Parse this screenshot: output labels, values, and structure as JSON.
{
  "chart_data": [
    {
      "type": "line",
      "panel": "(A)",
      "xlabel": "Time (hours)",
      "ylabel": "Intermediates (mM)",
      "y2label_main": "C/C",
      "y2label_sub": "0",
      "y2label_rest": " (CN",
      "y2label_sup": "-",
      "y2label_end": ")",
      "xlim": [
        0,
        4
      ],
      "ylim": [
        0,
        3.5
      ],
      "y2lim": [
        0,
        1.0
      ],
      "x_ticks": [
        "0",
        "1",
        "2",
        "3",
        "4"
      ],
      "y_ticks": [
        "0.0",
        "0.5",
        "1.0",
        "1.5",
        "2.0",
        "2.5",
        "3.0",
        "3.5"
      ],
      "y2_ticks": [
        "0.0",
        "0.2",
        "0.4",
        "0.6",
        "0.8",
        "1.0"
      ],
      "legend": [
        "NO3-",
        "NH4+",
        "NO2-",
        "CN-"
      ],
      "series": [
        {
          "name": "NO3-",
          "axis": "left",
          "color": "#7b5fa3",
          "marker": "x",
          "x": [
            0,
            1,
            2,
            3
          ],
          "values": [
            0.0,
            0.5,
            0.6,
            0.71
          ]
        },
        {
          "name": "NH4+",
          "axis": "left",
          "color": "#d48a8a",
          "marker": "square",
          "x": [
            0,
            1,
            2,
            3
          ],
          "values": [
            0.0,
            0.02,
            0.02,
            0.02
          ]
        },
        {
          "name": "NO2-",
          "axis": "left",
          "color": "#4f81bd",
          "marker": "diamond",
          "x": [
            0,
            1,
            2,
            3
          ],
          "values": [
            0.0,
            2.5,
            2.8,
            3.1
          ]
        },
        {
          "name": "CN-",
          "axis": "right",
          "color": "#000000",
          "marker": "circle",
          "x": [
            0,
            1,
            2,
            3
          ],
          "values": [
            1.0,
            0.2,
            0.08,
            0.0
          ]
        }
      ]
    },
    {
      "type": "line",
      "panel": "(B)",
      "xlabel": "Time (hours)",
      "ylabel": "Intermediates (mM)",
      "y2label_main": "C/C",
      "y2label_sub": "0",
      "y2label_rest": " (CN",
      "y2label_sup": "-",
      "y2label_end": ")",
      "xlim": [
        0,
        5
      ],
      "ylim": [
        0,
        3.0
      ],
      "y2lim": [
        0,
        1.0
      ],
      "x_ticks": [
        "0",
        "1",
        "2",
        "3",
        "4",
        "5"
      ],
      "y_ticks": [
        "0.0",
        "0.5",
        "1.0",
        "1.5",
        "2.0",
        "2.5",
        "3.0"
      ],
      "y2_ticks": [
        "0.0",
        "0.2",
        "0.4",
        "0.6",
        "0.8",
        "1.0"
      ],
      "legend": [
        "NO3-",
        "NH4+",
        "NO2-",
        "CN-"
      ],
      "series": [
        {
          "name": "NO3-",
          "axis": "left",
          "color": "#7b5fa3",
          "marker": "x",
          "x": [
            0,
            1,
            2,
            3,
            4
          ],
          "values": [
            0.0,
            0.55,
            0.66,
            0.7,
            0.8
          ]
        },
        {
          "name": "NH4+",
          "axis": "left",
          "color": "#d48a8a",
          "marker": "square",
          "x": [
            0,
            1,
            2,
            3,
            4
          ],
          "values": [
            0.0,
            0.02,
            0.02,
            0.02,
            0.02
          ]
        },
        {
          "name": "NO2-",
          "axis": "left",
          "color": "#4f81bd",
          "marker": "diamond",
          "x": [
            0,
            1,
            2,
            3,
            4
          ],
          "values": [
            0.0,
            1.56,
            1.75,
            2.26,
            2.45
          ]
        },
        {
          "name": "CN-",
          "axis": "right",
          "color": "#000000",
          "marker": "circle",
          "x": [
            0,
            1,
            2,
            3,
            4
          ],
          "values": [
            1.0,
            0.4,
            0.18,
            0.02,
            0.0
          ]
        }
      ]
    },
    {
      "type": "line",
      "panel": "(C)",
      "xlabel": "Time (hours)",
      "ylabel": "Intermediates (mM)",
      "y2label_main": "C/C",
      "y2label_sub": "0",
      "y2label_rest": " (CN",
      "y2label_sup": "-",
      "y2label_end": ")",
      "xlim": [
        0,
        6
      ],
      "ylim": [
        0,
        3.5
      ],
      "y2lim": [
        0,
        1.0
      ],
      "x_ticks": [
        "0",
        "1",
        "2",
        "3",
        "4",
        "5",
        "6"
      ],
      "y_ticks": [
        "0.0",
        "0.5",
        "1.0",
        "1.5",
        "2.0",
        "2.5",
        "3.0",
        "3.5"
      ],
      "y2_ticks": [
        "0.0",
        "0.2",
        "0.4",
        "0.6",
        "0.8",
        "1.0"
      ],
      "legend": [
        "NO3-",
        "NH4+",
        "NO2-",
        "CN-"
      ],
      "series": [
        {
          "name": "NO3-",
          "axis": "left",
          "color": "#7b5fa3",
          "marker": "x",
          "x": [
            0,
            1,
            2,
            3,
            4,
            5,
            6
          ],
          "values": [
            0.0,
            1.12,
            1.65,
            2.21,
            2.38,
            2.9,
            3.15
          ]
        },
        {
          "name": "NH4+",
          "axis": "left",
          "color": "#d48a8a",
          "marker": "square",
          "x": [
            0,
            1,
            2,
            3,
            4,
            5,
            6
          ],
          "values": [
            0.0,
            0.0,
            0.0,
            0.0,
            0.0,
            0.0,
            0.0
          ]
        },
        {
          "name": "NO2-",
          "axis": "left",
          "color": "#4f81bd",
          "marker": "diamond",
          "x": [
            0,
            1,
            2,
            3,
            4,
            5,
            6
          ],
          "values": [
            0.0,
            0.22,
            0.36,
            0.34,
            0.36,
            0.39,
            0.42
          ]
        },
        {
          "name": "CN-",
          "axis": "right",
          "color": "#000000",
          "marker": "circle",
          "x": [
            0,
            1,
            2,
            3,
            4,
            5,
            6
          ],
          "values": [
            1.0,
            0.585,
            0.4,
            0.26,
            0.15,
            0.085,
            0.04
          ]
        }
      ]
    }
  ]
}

-=-=-

## Job
Output all of the data above without any alteration.

## Task output
Parse this screenshot: output labels, values, and structure as JSON.
{
  "chart_data": [
    {
      "type": "line",
      "panel": "(A)",
      "xlabel": "Time (hours)",
      "ylabel": "Intermediates (mM)",
      "y2label_main": "C/C",
      "y2label_sub": "0",
      "y2label_rest": " (CN",
      "y2label_sup": "-",
      "y2label_end": ")",
      "xlim": [
        0,
        4
      ],
      "ylim": [
        0,
        3.5
      ],
      "y2lim": [
        0,
        1.0
      ],
      "x_ticks": [
        "0",
        "1",
        "2",
        "3",
        "4"
      ],
      "y_ticks": [
        "0.0",
        "0.5",
        "1.0",
        "1.5",
        "2.0",
        "2.5",
        "3.0",
        "3.5"
      ],
      "y2_ticks": [
        "0.0",
        "0.2",
        "0.4",
        "0.6",
        "0.8",
        "1.0"
      ],
      "legend": [
        "NO3-",
        "NH4+",
        "NO2-",
        "CN-"
      ],
      "series": [
        {
          "name": "NO3-",
          "axis": "left",
          "color": "#7b5fa3",
          "marker": "x",
          "x": [
            0,
            1,
            2,
            3
          ],
          "values": [
            0.0,
            0.5,
            0.6,
            0.71
          ]
        },
        {
          "name": "NH4+",
          "axis": "left",
          "color": "#d48a8a",
          "marker": "square",
          "x": [
            0,
            1,
            2,
            3
          ],
          "values": [
            0.0,
            0.02,
            0.02,
            0.02
          ]
        },
        {
          "name": "NO2-",
          "axis": "left",
          "color": "#4f81bd",
          "marker": "diamond",
          "x": [
            0,
            1,
            2,
            3
          ],
          "values": [
            0.0,
            2.5,
            2.8,
            3.1
          ]
        },
        {
          "name": "CN-",
          "axis": "right",
          "color": "#000000",
          "marker": "circle",
          "x": [
            0,
            1,
            2,
            3
          ],
          "values": [
            1.0,
            0.2,
            0.08,
            0.0
          ]
        }
      ]
    },
    {
      "type": "line",
      "panel": "(B)",
      "xlabel": "Time (hours)",
      "ylabel": "Intermediates (mM)",
      "y2label_main": "C/C",
      "y2label_sub": "0",
      "y2label_rest": " (CN",
      "y2label_sup": "-",
      "y2label_end": ")",
      "xlim": [
        0,
        5
      ],
      "ylim": [
        0,
        3.0
      ],
      "y2lim": [
        0,
        1.0
      ],
      "x_ticks": [
        "0",
        "1",
        "2",
        "3",
        "4",
        "5"
      ],
      "y_ticks": [
        "0.0",
        "0.5",
        "1.0",
        "1.5",
        "2.0",
        "2.5",
        "3.0"
      ],
      "y2_ticks": [
        "0.0",
        "0.2",
        "0.4",
        "0.6",
        "0.8",
        "1.0"
      ],
      "legend": [
        "NO3-",
        "NH4+",
        "NO2-",
        "CN-"
      ],
      "series": [
        {
          "name": "NO3-",
          "axis": "left",
          "color": "#7b5fa3",
          "marker": "x",
          "x": [
            0,
            1,
            2,
            3,
            4
          ],
          "values": [
            0.0,
            0.55,
            0.66,
            0.7,
            0.8
          ]
        },
        {
          "name": "NH4+",
          "axis": "left",
          "color": "#d48a8a",
          "marker": "square",
          "x": [
            0,
            1,
            2,
            3,
            4
          ],
          "values": [
            0.0,
            0.02,
            0.02,
            0.02,
            0.02
          ]
        },
        {
          "name": "NO2-",
          "axis": "left",
          "color": "#4f81bd",
          "marker": "diamond",
          "x": [
            0,
            1,
            2,
            3,
            4
          ],
          "values": [
            0.0,
            1.56,
            1.75,
            2.26,
            2.45
          ]
        },
        {
          "name": "CN-",
          "axis": "right",
          "color": "#000000",
          "marker": "circle",
          "x": [
            0,
            1,
            2,
            3,
            4
          ],
          "values": [
            1.0,
            0.4,
            0.18,
            0.02,
            0.0
          ]
        }
      ]
    },
    {
      "type": "line",
      "panel": "(C)",
      "xlabel": "Time (hours)",
      "ylabel": "Intermediates (mM)",
      "y2label_main": "C/C",
      "y2label_sub": "0",
      "y2label_rest": " (CN",
      "y2label_sup": "-",
      "y2label_end": ")",
      "xlim": [
        0,
        6
      ],
      "ylim": [
        0,
        3.5
      ],
      "y2lim": [
        0,
        1.0
      ],
      "x_ticks": [
        "0",
        "1",
        "2",
        "3",
        "4",
        "5",
        "6"
      ],
      "y_ticks": [
        "0.0",
        "0.5",
        "1.0",
        "1.5",
        "2.0",
        "2.5",
        "3.0",
        "3.5"
      ],
      "y2_ticks": [
        "0.0",
        "0.2",
        "0.4",
        "0.6",
        "0.8",
        "1.0"
      ],
      "legend": [
        "NO3-",
        "NH4+",
        "NO2-",
        "CN-"
      ],
      "series": [
        {
          "name": "NO3-",
          "axis": "left",
          "color": "#7b5fa3",
          "marker": "x",
          "x": [
            0,
            1,
            2,
            3,
            4,
            5,
            6
          ],
          "values": [
            0.0,
            1.12,
            1.65,
            2.21,
            2.38,
            2.9,
            3.15
          ]
        },
        {
          "name": "NH4+",
          "axis": "left",
          "color": "#d48a8a",
          "marker": "square",
          "x": [
            0,
            1,
            2,
            3,
            4,
            5,
            6
          ],
          "values": [
            0.0,
            0.0,
            0.0,
            0.0,
            0.0,
            0.0,
            0.0
          ]
        },
        {
          "name": "NO2-",
          "axis": "left",
          "color": "#4f81bd",
          "marker": "diamond",
          "x": [
            0,
            1,
            2,
            3,
            4,
            5,
            6
          ],
          "values": [
            0.0,
            0.22,
            0.36,
            0.34,
            0.36,
            0.39,
            0.42
          ]
        },
        {
          "name": "CN-",
          "axis": "right",
          "color": "#000000",
          "marker": "circle",
          "x": [
            0,
            1,
            2,
            3,
            4,
            5,
            6
          ],
          "values": [
            1.0,
            0.585,
            0.4,
            0.26,
            0.15,
            0.085,
            0.04
          ]
        }
      ]
    }
  ]
}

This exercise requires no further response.